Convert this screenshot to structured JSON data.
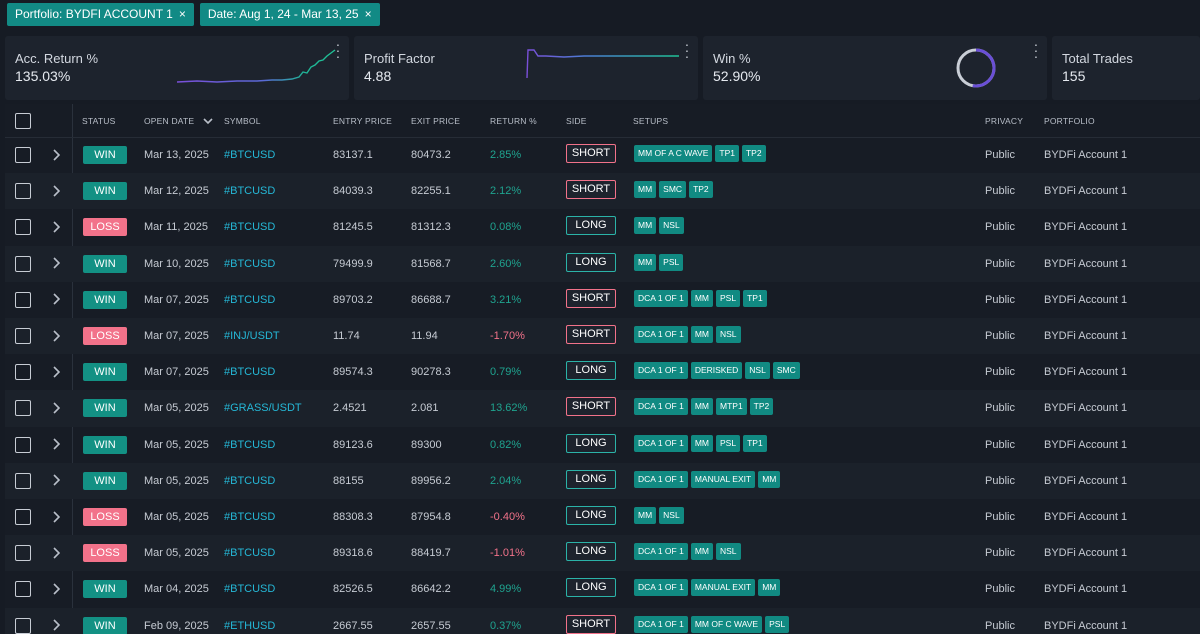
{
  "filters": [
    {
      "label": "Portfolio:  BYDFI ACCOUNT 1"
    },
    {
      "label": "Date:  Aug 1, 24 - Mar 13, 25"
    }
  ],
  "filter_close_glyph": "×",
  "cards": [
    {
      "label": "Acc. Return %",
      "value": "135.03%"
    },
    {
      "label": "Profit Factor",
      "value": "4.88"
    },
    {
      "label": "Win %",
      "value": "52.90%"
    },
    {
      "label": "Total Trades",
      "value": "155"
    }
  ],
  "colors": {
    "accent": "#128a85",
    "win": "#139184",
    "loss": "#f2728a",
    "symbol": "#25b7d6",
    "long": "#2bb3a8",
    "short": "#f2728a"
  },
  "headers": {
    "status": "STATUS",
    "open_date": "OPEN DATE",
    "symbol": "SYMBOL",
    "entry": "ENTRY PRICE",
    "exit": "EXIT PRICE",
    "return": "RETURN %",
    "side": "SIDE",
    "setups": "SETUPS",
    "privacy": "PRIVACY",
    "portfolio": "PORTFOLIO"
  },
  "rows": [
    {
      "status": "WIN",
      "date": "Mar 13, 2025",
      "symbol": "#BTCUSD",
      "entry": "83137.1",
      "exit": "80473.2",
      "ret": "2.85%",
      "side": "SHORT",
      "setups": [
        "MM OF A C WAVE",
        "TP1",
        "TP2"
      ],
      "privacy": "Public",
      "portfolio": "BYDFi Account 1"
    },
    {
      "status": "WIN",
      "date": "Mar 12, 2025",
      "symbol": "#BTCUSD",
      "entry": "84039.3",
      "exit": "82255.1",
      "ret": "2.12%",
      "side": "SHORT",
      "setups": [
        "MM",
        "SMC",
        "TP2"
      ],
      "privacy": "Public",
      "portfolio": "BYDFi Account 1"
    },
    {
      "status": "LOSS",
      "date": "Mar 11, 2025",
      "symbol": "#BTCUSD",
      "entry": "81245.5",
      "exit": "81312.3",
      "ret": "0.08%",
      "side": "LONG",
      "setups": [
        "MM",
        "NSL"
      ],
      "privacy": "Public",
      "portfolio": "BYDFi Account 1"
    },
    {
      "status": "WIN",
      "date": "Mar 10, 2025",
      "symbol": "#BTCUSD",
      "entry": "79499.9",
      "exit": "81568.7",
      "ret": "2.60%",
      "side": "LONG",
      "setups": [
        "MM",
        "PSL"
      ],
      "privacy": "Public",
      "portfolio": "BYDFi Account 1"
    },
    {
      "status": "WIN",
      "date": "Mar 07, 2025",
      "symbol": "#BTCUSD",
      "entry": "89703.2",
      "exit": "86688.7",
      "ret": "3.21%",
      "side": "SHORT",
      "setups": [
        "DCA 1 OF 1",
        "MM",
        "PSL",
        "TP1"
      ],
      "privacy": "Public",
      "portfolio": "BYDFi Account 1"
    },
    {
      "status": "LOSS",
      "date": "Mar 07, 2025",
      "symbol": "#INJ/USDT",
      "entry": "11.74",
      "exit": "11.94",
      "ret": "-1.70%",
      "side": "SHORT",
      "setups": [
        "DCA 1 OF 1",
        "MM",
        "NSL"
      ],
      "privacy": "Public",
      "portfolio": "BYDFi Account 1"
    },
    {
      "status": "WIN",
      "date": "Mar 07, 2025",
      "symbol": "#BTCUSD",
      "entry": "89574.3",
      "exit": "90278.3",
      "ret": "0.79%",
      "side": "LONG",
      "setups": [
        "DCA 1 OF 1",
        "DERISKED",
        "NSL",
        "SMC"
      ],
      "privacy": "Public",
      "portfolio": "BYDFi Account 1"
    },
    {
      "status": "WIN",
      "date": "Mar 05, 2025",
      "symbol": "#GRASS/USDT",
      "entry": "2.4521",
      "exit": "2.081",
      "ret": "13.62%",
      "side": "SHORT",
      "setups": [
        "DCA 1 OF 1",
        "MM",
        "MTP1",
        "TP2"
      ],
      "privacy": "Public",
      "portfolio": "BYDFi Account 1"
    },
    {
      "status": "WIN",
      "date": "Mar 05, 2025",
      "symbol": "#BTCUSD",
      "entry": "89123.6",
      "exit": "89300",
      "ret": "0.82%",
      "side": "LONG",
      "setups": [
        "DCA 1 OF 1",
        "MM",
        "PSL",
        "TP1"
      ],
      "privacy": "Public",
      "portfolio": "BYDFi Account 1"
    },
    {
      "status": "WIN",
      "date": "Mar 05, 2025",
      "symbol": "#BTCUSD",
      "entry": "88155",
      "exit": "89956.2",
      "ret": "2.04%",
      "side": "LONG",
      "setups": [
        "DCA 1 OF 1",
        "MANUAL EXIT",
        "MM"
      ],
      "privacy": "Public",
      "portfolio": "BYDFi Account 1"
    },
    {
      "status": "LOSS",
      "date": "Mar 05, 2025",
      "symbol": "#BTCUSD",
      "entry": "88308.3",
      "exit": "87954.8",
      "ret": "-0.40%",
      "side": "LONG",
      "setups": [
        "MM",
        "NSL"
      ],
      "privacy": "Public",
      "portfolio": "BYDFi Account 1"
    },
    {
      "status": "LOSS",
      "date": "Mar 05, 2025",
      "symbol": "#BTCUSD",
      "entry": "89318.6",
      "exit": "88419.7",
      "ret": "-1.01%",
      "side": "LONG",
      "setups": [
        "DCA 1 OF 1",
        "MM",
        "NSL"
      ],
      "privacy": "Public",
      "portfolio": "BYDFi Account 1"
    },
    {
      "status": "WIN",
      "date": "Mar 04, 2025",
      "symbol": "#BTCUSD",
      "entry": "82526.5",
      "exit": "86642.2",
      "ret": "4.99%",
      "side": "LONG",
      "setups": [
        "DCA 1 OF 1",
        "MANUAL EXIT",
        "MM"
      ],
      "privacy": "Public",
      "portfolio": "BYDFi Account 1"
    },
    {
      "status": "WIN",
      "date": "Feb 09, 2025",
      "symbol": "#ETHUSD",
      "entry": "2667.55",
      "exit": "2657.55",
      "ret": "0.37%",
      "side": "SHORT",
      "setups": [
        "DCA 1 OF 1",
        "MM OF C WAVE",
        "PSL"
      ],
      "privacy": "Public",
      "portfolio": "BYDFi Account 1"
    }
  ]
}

* _Given exercise_: Where a line in the entries holds the word "value", copy that line.

* _Answer to the task_:
      "value": "135.03%"
      "value": "4.88"
      "value": "52.90%"
      "value": "155"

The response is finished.